◆ **REQUEST**:
Please update the records below by changing every "icon-caption" to "caption-label" and leaving everything else unchanged. Leave the pictures out of your answer.

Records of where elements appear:

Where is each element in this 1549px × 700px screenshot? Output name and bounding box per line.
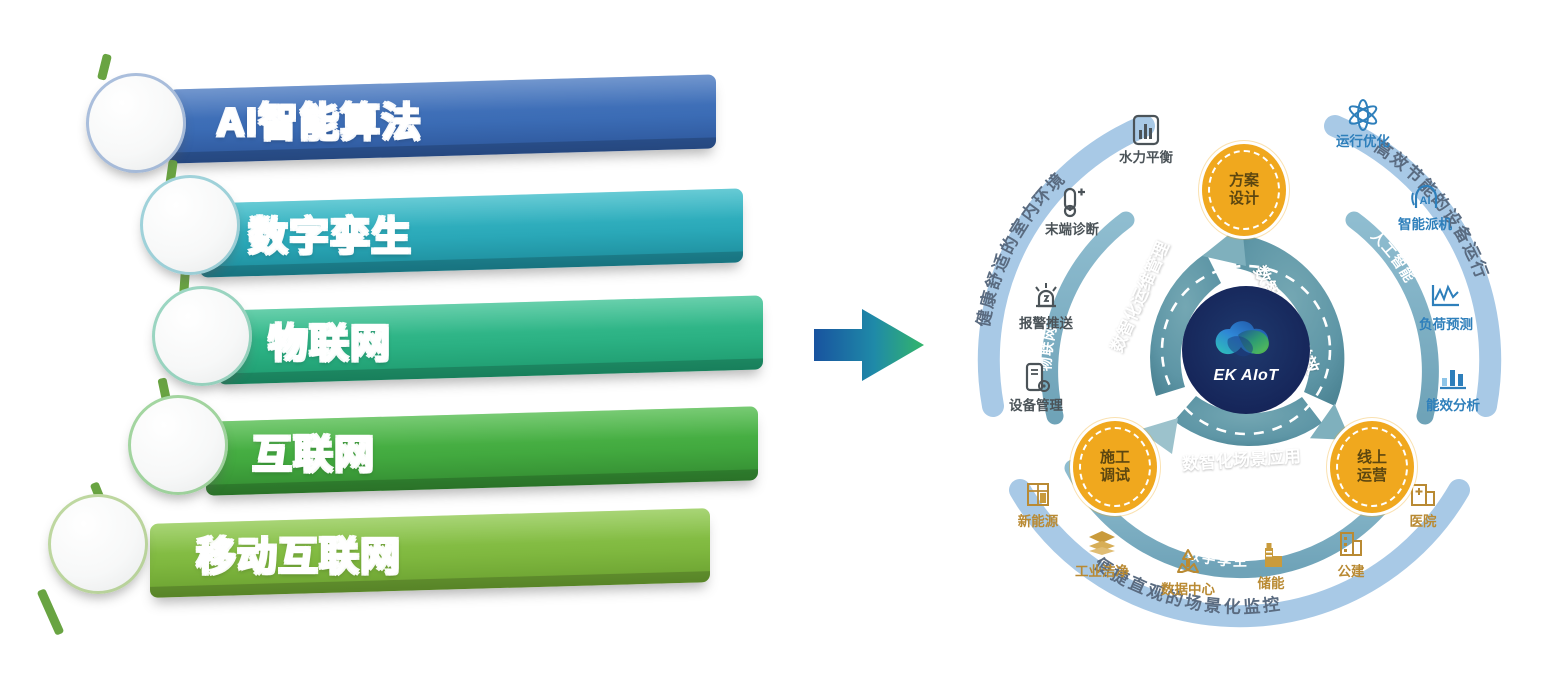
mid-ring-label-right: 人工智能 [1368,228,1418,286]
ek-aiot-platform-wheel: 健康舒适的室内环境 高效节能的设备运行 便捷直观的场景化监控 物联网 人工智能 … [930,38,1549,663]
bar-bullet-1[interactable] [140,175,240,275]
icon-caption: 数据中心 [1145,583,1231,598]
icon-caption: 末端诊断 [1029,223,1115,238]
layers-icon [1059,528,1145,562]
phase-bubble-construction[interactable]: 施工 调试 [1073,421,1157,513]
icon-node-device-management[interactable]: 设备管理 [993,362,1079,414]
icon-node-industrial-clean[interactable]: 工业洁净 [1059,528,1145,580]
svg-text:AI: AI [1420,195,1431,207]
line-chart-icon [1403,281,1489,315]
bar-bullet-3[interactable] [128,395,228,495]
icon-caption: 工业洁净 [1059,565,1145,580]
icon-node-terminal-diagnosis[interactable]: 末端诊断 [1029,186,1115,238]
icon-node-alarm-push[interactable]: 报警推送 [1003,280,1089,332]
stem-connector-tail [37,588,65,636]
phase-line-1: 施工 [1100,449,1130,467]
icon-caption: 运行优化 [1320,135,1406,150]
bullet-rim-1 [140,175,240,275]
office-building-icon [1308,528,1394,562]
icon-node-smart-dispatch[interactable]: AI 智能派机 [1382,181,1468,233]
bar-chart-icon [1103,114,1189,148]
bar-label-0: AI智能算法 [216,90,422,148]
bullet-rim-2 [152,286,252,386]
phase-bubble-operation[interactable]: 线上 运营 [1330,421,1414,513]
icon-node-public-building[interactable]: 公建 [1308,528,1394,580]
bar-label-2: 物联网 [268,311,391,369]
phase-line-1: 方案 [1229,172,1259,190]
bar-bullet-2[interactable] [152,286,252,386]
slide-canvas: AI智能算法 数字孪生 物联网 互联网 [0,0,1549,700]
icon-caption: 水力平衡 [1103,151,1189,166]
bar-label-1: 数字孪生 [248,204,412,262]
transition-arrow [814,305,942,385]
bar-analysis-icon [1410,362,1496,396]
bar-label-3: 互联网 [252,422,375,480]
alarm-icon [1003,280,1089,314]
ai-head-icon: AI [1382,181,1468,215]
phase-bubble-design[interactable]: 方案 设计 [1202,144,1286,236]
bar-bullet-4[interactable] [48,494,148,594]
icon-caption: 智能派机 [1382,218,1468,233]
bullet-rim-0 [86,73,186,173]
thermometer-icon [1029,186,1115,220]
atom-icon [1320,98,1406,132]
phase-line-2: 调试 [1100,467,1130,485]
icon-node-energy-storage[interactable]: 储能 [1228,540,1314,592]
phase-line-1: 线上 [1357,449,1387,467]
bullet-rim-3 [128,395,228,495]
icon-node-operation-optimization[interactable]: 运行优化 [1320,98,1406,150]
icon-node-data-center[interactable]: 数据中心 [1145,546,1231,598]
energy-storage-icon [1228,540,1314,574]
bullet-rim-4 [48,494,148,594]
icon-node-new-energy[interactable]: 新能源 [995,478,1081,530]
new-energy-icon [995,478,1081,512]
icon-caption: 新能源 [995,515,1081,530]
bar-bullet-0[interactable] [86,73,186,173]
icon-caption: 储能 [1228,577,1314,592]
recycle-icon [1145,546,1231,580]
ek-aiot-logo: EK AIoT [1182,286,1310,414]
phase-line-2: 设计 [1229,190,1259,208]
icon-caption: 设备管理 [993,399,1079,414]
icon-caption: 负荷预测 [1403,318,1489,333]
icon-node-load-forecast[interactable]: 负荷预测 [1403,281,1489,333]
icon-node-water-balance[interactable]: 水力平衡 [1103,114,1189,166]
icon-node-energy-analysis[interactable]: 能效分析 [1410,362,1496,414]
bar-label-4: 移动互联网 [196,524,401,582]
cloud-infinity-icon [1208,315,1284,365]
icon-caption: 报警推送 [1003,317,1089,332]
icon-caption: 能效分析 [1410,399,1496,414]
phase-line-2: 运营 [1357,467,1387,485]
technology-stack-bars: AI智能算法 数字孪生 物联网 互联网 [0,0,860,700]
server-gear-icon [993,362,1079,396]
stem-connector-0 [97,53,112,80]
icon-caption: 公建 [1308,565,1394,580]
logo-text: EK AIoT [1213,367,1278,385]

◆ **OUTPUT OF THE EXERCISE**:
Where is each element in this 1549px × 700px screenshot? Output name and bounding box per line.
mid-ring-label-right: 人工智能 [1368,228,1418,286]
ek-aiot-platform-wheel: 健康舒适的室内环境 高效节能的设备运行 便捷直观的场景化监控 物联网 人工智能 … [930,38,1549,663]
bar-bullet-1[interactable] [140,175,240,275]
caption-label: 数据中心 [1145,583,1231,598]
caption-label: 末端诊断 [1029,223,1115,238]
layers-icon [1059,528,1145,562]
phase-bubble-construction[interactable]: 施工 调试 [1073,421,1157,513]
icon-node-device-management[interactable]: 设备管理 [993,362,1079,414]
icon-node-industrial-clean[interactable]: 工业洁净 [1059,528,1145,580]
svg-text:AI: AI [1420,195,1431,207]
line-chart-icon [1403,281,1489,315]
bar-bullet-3[interactable] [128,395,228,495]
caption-label: 工业洁净 [1059,565,1145,580]
icon-node-terminal-diagnosis[interactable]: 末端诊断 [1029,186,1115,238]
icon-node-alarm-push[interactable]: 报警推送 [1003,280,1089,332]
stem-connector-tail [37,588,65,636]
phase-line-1: 施工 [1100,449,1130,467]
caption-label: 运行优化 [1320,135,1406,150]
bullet-rim-1 [140,175,240,275]
office-building-icon [1308,528,1394,562]
icon-node-smart-dispatch[interactable]: AI 智能派机 [1382,181,1468,233]
bar-chart-icon [1103,114,1189,148]
bar-label-0: AI智能算法 [216,90,422,148]
bullet-rim-2 [152,286,252,386]
phase-bubble-operation[interactable]: 线上 运营 [1330,421,1414,513]
icon-node-public-building[interactable]: 公建 [1308,528,1394,580]
bar-label-2: 物联网 [268,311,391,369]
phase-line-1: 方案 [1229,172,1259,190]
bar-bullet-2[interactable] [152,286,252,386]
slide-canvas: AI智能算法 数字孪生 物联网 互联网 [0,0,1549,700]
caption-label: 水力平衡 [1103,151,1189,166]
bar-label-1: 数字孪生 [248,204,412,262]
transition-arrow [814,305,942,385]
bar-analysis-icon [1410,362,1496,396]
bar-label-3: 互联网 [252,422,375,480]
alarm-icon [1003,280,1089,314]
ai-head-icon: AI [1382,181,1468,215]
phase-bubble-design[interactable]: 方案 设计 [1202,144,1286,236]
bar-bullet-4[interactable] [48,494,148,594]
caption-label: 智能派机 [1382,218,1468,233]
bullet-rim-0 [86,73,186,173]
thermometer-icon [1029,186,1115,220]
atom-icon [1320,98,1406,132]
phase-line-2: 调试 [1100,467,1130,485]
icon-node-energy-storage[interactable]: 储能 [1228,540,1314,592]
phase-line-1: 线上 [1357,449,1387,467]
bullet-rim-3 [128,395,228,495]
icon-node-operation-optimization[interactable]: 运行优化 [1320,98,1406,150]
icon-node-data-center[interactable]: 数据中心 [1145,546,1231,598]
energy-storage-icon [1228,540,1314,574]
bullet-rim-4 [48,494,148,594]
icon-node-new-energy[interactable]: 新能源 [995,478,1081,530]
new-energy-icon [995,478,1081,512]
caption-label: 新能源 [995,515,1081,530]
bar-bullet-0[interactable] [86,73,186,173]
caption-label: 储能 [1228,577,1314,592]
recycle-icon [1145,546,1231,580]
ek-aiot-logo: EK AIoT [1182,286,1310,414]
phase-line-2: 设计 [1229,190,1259,208]
caption-label: 设备管理 [993,399,1079,414]
caption-label: 负荷预测 [1403,318,1489,333]
icon-node-load-forecast[interactable]: 负荷预测 [1403,281,1489,333]
icon-node-water-balance[interactable]: 水力平衡 [1103,114,1189,166]
icon-node-energy-analysis[interactable]: 能效分析 [1410,362,1496,414]
bar-label-4: 移动互联网 [196,524,401,582]
cloud-infinity-icon [1208,315,1284,365]
caption-label: 报警推送 [1003,317,1089,332]
caption-label: 能效分析 [1410,399,1496,414]
phase-line-2: 运营 [1357,467,1387,485]
technology-stack-bars: AI智能算法 数字孪生 物联网 互联网 [0,0,860,700]
server-gear-icon [993,362,1079,396]
stem-connector-0 [97,53,112,80]
caption-label: 公建 [1308,565,1394,580]
logo-text: EK AIoT [1213,367,1278,385]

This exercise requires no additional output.